[Records contained in a dataset]
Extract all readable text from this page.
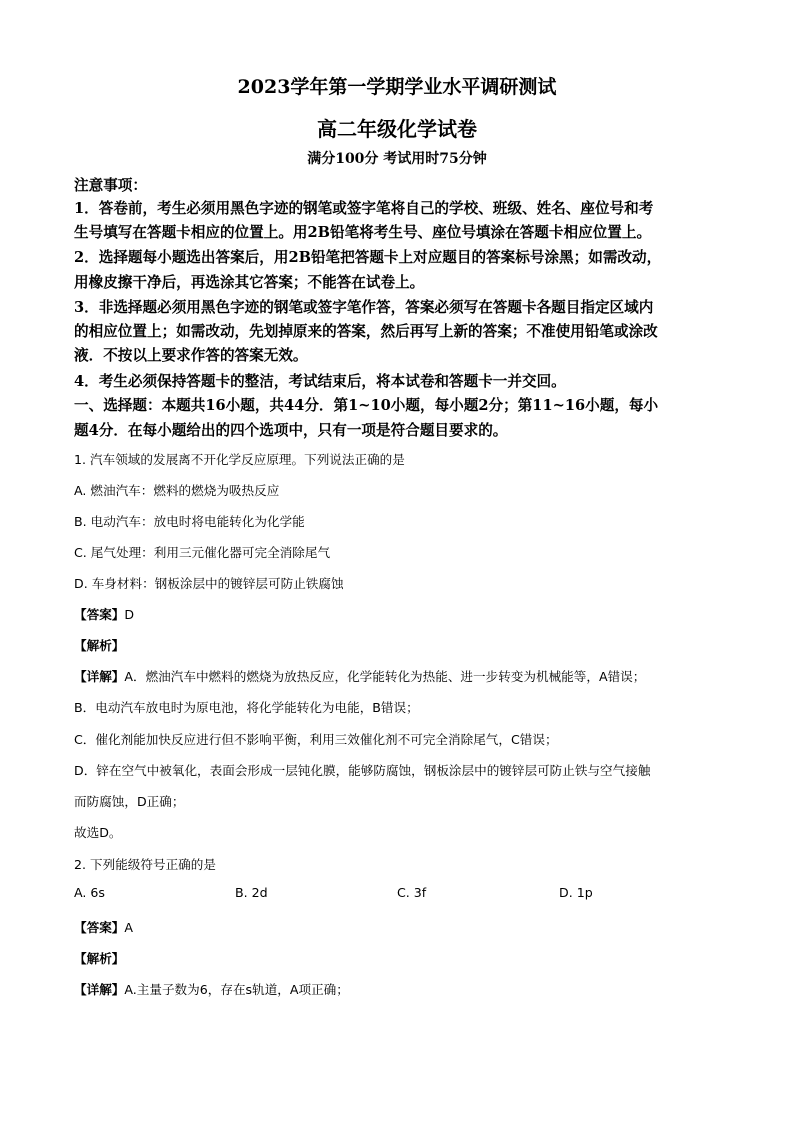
2023学年第一学期学业水平调研测试
高二年级化学试卷
满分100分 考试用时75分钟
注意事项：
1．答卷前，考生必须用黑色字迹的钢笔或签字笔将自己的学校、班级、姓名、座位号和考
生号填写在答题卡相应的位置上。用2B铅笔将考生号、座位号填涂在答题卡相应位置上。
2．选择题每小题选出答案后，用2B铅笔把答题卡上对应题目的答案标号涂黑；如需改动，
用橡皮擦干净后，再选涂其它答案；不能答在试卷上。
3．非选择题必须用黑色字迹的钢笔或签字笔作答，答案必须写在答题卡各题目指定区域内
的相应位置上；如需改动，先划掉原来的答案，然后再写上新的答案；不准使用铅笔或涂改
液．不按以上要求作答的答案无效。
4．考生必须保持答题卡的整洁，考试结束后，将本试卷和答题卡一并交回。
一、选择题：本题共16小题，共44分．第1~10小题，每小题2分；第11~16小题，每小
题4分．在每小题给出的四个选项中，只有一项是符合题目要求的。
1. 汽车领域的发展离不开化学反应原理。下列说法正确的是
A. 燃油汽车：燃料的燃烧为吸热反应
B. 电动汽车：放电时将电能转化为化学能
C. 尾气处理：利用三元催化器可完全消除尾气
D. 车身材料：钢板涂层中的镀锌层可防止铁腐蚀
【答案】D
【解析】
【详解】A．燃油汽车中燃料的燃烧为放热反应，化学能转化为热能、进一步转变为机械能等，A错误；
B．电动汽车放电时为原电池，将化学能转化为电能，B错误；
C．催化剂能加快反应进行但不影响平衡，利用三效催化剂不可完全消除尾气，C错误；
D．锌在空气中被氧化，表面会形成一层钝化膜，能够防腐蚀，钢板涂层中的镀锌层可防止铁与空气接触
而防腐蚀，D正确；
故选D。
2. 下列能级符号正确的是
A. 6s	B. 2d	C. 3f	D. 1p
【答案】A
【解析】
【详解】A.主量子数为6，存在s轨道，A项正确；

EXERCISE DETAILS:
For each line of the entries that includes "如需改动", show that line.

RESULT OF THE EXERCISE:
2．选择题每小题选出答案后，用2B铅笔把答题卡上对应题目的答案标号涂黑；如需改动，
的相应位置上；如需改动，先划掉原来的答案，然后再写上新的答案；不准使用铅笔或涂改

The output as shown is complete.